------ Source material ------

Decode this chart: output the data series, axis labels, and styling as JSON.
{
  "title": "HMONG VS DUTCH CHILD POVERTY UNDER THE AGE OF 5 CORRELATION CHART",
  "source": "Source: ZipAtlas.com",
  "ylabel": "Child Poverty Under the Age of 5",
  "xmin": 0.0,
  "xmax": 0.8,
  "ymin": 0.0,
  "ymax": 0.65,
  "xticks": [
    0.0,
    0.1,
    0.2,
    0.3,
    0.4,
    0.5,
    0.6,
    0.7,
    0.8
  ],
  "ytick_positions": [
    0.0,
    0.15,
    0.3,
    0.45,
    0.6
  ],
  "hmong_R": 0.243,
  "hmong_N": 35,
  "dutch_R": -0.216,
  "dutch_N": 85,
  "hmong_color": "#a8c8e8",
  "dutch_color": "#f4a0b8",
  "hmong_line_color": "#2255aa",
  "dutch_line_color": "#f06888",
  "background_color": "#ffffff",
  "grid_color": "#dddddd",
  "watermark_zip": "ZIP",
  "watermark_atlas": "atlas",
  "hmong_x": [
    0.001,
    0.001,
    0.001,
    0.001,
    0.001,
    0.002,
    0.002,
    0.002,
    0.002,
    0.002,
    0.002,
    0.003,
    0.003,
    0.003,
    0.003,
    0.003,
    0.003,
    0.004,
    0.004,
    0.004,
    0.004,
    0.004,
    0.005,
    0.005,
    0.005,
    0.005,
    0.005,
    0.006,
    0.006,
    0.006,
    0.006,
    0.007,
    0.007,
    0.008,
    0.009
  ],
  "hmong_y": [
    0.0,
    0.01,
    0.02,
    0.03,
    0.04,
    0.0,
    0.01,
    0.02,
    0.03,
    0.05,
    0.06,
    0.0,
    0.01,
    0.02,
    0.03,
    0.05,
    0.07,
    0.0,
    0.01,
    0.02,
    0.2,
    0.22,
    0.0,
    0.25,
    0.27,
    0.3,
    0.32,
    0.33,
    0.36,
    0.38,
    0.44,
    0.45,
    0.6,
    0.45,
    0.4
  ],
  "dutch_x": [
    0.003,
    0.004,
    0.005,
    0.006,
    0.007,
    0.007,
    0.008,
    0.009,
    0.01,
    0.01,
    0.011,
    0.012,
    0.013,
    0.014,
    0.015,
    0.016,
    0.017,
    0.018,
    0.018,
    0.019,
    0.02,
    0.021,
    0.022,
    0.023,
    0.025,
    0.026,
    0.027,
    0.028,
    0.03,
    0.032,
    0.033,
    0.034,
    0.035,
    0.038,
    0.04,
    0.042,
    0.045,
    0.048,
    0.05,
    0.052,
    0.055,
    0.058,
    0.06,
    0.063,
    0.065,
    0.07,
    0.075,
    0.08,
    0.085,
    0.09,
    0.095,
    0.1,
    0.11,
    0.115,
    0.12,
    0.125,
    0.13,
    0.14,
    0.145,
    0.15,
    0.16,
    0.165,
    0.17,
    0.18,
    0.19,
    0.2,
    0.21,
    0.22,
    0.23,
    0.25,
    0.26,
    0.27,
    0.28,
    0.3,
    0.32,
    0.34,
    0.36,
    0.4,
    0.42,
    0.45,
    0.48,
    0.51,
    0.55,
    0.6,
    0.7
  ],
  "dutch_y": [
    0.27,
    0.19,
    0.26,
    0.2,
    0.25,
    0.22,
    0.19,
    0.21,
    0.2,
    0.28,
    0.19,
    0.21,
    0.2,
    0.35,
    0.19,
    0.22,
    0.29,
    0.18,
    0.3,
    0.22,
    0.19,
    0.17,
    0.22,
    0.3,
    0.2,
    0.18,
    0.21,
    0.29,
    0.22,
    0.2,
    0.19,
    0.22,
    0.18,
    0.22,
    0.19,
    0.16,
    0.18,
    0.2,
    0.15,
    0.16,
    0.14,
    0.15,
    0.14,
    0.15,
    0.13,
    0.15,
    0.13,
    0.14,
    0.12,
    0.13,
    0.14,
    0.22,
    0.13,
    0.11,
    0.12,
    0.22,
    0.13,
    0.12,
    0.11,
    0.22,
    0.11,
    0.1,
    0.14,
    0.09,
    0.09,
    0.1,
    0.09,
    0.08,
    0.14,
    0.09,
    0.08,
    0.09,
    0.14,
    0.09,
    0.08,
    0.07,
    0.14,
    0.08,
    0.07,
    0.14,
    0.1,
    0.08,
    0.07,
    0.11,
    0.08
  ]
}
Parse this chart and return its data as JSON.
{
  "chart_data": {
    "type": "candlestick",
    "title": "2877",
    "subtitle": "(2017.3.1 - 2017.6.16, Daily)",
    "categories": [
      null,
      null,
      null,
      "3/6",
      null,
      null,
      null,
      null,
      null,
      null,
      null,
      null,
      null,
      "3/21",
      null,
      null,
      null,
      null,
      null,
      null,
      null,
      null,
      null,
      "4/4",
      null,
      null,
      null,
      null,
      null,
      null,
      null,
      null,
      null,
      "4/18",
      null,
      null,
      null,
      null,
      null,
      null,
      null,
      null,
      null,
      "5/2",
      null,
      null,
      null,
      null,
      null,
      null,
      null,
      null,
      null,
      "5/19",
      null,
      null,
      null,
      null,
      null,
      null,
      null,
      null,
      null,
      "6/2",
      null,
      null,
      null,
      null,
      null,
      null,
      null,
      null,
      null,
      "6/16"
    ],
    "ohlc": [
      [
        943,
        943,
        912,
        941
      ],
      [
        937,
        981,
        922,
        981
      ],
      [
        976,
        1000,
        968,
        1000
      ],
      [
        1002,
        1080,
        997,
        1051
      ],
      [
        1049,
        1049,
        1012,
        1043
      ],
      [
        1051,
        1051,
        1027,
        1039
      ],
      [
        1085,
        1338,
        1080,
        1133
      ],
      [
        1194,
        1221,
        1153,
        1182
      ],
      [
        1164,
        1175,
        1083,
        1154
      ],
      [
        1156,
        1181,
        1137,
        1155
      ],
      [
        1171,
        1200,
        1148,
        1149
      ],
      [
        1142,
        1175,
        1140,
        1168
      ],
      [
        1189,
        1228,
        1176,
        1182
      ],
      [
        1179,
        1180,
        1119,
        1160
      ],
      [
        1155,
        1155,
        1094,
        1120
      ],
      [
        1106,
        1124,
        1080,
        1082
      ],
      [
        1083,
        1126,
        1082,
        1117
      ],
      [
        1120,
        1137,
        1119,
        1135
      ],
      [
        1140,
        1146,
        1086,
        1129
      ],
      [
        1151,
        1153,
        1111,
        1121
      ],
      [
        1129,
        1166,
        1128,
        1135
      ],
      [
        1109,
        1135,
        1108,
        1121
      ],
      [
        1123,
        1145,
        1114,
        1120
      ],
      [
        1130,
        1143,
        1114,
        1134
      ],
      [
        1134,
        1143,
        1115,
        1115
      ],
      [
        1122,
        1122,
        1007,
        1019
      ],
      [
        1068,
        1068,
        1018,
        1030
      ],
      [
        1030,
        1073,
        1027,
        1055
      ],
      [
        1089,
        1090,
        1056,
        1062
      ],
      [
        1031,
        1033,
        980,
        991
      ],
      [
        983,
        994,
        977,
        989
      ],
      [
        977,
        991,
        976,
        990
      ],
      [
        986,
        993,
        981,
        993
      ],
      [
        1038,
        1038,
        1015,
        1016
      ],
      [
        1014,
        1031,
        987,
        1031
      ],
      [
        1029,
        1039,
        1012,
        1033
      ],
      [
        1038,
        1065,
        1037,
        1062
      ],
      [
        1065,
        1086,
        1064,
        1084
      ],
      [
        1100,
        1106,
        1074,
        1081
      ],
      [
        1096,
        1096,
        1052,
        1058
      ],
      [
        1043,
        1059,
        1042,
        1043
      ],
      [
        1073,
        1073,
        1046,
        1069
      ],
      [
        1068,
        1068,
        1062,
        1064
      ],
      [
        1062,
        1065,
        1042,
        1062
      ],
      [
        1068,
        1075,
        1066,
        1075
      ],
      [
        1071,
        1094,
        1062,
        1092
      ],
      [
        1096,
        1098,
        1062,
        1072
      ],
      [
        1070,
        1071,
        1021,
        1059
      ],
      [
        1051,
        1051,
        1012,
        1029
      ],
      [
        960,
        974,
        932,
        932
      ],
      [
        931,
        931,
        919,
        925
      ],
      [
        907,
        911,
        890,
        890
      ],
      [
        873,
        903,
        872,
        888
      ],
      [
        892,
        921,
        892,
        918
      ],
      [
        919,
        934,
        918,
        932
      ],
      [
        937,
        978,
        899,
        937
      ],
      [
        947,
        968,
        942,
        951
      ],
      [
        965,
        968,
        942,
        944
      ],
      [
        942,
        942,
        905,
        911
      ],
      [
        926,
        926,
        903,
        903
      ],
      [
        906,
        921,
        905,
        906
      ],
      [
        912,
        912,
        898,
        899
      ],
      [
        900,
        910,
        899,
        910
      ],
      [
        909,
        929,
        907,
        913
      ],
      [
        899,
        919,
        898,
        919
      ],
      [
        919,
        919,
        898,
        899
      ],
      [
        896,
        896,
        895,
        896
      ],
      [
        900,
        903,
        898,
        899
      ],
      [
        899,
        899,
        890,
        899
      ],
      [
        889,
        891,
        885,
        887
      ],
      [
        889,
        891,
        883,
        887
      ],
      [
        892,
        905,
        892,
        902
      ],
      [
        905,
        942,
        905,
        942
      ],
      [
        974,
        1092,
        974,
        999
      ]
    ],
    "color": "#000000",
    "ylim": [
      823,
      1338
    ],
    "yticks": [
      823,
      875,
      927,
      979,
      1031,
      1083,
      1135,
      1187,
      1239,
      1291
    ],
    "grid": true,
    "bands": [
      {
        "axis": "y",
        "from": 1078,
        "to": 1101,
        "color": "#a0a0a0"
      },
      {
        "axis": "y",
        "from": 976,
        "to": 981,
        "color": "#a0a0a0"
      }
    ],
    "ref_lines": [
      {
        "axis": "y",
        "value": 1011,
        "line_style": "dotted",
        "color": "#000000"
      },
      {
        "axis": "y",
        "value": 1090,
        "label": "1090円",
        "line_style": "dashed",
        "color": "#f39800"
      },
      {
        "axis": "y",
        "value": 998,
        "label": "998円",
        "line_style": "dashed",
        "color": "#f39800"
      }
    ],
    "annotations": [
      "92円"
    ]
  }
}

------

Check every line for "this" and show the ones that have it.

Decode this chart: output the data series, axis labels, and styling as JSON.
Parse this chart and return its data as JSON.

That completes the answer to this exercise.